Brief>
Report only the number of lines that hold the word "schon".

Listed entries>
* Begin *

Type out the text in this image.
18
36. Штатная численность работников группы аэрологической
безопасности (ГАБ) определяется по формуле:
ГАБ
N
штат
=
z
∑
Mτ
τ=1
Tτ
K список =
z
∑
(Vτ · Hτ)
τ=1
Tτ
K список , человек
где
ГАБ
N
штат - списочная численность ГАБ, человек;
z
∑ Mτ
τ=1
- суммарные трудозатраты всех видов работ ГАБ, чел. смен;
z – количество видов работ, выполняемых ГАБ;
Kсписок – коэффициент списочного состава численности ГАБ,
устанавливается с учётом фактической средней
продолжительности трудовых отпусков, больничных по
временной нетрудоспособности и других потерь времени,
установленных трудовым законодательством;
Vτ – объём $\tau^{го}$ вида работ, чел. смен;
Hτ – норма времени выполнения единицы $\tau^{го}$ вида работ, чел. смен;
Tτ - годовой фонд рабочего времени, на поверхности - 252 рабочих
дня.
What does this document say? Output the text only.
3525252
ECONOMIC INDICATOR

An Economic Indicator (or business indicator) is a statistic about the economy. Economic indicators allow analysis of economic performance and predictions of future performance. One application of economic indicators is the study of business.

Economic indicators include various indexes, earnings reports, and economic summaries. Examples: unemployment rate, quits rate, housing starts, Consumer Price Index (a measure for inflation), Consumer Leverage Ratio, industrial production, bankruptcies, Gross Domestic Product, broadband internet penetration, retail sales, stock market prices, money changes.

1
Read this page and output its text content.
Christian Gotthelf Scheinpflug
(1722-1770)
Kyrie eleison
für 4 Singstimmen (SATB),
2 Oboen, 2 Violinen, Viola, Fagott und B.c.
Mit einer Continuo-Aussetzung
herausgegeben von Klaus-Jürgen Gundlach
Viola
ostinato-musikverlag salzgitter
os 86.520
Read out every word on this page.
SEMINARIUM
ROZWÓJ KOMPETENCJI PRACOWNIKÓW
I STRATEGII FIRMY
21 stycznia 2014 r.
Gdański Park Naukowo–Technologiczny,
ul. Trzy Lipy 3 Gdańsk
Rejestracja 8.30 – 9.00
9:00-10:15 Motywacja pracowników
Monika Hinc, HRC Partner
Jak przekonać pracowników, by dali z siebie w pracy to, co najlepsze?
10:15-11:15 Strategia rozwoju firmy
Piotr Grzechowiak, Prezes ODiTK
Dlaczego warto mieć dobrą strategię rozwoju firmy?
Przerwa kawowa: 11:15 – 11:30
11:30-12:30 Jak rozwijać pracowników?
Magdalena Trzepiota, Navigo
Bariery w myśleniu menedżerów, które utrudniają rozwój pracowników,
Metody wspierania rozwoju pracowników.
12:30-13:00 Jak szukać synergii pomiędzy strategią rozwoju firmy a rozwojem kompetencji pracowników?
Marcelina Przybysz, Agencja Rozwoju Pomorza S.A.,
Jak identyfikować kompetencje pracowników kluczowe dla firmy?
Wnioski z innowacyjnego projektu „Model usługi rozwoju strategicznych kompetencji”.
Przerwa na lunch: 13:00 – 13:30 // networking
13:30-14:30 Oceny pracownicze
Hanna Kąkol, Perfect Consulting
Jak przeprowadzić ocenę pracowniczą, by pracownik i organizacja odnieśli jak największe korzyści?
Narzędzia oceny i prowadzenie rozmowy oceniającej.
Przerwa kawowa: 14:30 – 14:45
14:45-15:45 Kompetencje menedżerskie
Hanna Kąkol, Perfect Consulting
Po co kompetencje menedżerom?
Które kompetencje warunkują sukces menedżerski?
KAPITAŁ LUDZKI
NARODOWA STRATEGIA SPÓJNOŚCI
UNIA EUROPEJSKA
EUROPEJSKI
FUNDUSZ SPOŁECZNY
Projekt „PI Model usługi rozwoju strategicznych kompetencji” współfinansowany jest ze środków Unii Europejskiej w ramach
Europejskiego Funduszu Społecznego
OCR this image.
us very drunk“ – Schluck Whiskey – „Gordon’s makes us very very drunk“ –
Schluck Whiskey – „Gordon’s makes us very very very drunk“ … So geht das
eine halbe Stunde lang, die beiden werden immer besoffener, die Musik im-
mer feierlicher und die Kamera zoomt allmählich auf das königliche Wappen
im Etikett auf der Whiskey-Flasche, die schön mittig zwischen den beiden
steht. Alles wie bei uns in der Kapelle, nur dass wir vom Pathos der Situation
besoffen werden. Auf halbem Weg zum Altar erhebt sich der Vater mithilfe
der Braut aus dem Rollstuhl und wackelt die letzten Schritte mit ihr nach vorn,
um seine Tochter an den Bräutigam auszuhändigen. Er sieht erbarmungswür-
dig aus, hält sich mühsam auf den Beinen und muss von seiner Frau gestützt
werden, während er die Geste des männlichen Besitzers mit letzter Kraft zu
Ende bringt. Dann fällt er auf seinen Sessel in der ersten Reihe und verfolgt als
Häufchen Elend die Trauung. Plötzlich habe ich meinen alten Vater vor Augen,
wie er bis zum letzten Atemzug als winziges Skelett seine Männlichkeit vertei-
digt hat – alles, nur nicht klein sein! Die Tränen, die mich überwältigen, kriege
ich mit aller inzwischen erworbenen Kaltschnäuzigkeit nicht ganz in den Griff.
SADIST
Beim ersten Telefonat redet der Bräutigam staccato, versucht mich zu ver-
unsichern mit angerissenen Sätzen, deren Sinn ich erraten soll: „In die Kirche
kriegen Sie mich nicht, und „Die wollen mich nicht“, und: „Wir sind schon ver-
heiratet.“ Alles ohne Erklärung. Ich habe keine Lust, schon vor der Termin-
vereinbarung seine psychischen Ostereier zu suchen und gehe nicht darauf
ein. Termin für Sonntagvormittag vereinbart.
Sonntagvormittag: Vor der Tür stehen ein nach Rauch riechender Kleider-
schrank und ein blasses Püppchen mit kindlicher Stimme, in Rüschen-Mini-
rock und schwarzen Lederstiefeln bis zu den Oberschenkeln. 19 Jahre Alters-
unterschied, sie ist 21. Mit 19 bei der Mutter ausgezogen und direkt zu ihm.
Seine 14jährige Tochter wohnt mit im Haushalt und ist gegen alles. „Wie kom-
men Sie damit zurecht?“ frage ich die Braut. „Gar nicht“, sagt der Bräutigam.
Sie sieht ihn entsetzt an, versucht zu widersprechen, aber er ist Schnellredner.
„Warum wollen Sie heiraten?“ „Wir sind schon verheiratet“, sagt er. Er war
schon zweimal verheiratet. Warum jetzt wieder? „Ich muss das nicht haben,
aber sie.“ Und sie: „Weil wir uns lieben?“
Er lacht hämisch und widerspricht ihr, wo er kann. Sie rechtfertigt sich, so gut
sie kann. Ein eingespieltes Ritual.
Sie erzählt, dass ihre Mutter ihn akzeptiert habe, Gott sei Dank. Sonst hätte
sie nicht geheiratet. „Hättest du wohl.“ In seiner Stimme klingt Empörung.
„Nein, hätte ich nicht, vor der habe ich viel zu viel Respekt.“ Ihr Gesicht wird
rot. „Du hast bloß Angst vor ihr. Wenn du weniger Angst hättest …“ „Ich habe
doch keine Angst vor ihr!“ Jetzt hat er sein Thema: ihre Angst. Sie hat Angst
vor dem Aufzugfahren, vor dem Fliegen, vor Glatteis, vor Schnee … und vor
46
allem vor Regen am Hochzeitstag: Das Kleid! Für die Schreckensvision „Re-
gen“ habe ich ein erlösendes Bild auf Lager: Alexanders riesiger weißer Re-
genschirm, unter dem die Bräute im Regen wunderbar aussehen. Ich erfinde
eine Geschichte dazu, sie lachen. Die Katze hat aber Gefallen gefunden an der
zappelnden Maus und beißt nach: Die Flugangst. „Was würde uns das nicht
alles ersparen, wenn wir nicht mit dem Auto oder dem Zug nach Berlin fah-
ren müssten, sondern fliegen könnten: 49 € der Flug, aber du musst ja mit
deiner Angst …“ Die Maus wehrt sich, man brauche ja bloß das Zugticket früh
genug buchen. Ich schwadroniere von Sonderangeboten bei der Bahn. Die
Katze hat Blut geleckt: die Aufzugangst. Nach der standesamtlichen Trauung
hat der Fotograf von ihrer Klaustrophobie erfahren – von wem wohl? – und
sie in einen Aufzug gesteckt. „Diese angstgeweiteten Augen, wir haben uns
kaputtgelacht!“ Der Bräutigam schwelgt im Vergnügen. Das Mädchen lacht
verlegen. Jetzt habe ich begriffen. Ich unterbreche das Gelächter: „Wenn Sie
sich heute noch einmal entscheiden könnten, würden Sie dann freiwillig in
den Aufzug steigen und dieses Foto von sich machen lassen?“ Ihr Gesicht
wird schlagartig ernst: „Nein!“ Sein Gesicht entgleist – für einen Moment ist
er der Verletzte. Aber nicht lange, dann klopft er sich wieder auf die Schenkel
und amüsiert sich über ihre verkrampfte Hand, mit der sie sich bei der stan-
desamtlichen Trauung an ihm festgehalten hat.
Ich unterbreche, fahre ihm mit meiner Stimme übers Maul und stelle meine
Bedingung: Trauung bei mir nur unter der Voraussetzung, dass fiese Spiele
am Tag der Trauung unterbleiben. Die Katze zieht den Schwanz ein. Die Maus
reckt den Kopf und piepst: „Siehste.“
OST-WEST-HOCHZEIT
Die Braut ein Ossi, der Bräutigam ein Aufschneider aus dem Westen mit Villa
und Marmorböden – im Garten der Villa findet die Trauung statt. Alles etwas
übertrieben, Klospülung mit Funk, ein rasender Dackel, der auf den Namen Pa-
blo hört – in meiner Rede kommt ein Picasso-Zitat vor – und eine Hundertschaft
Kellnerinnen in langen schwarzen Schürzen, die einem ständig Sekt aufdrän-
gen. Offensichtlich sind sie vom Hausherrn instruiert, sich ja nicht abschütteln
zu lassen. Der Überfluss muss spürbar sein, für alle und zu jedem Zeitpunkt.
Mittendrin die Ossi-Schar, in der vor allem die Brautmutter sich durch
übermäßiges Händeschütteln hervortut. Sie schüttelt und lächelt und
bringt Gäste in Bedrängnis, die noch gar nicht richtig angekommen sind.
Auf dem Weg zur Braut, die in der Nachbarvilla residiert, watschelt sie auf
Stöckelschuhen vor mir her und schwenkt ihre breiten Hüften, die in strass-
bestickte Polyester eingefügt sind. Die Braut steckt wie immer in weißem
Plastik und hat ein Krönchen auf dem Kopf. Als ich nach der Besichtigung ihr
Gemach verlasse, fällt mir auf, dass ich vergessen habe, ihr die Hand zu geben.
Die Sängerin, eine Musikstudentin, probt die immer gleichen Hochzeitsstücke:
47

* End *

Answer to the problem>
4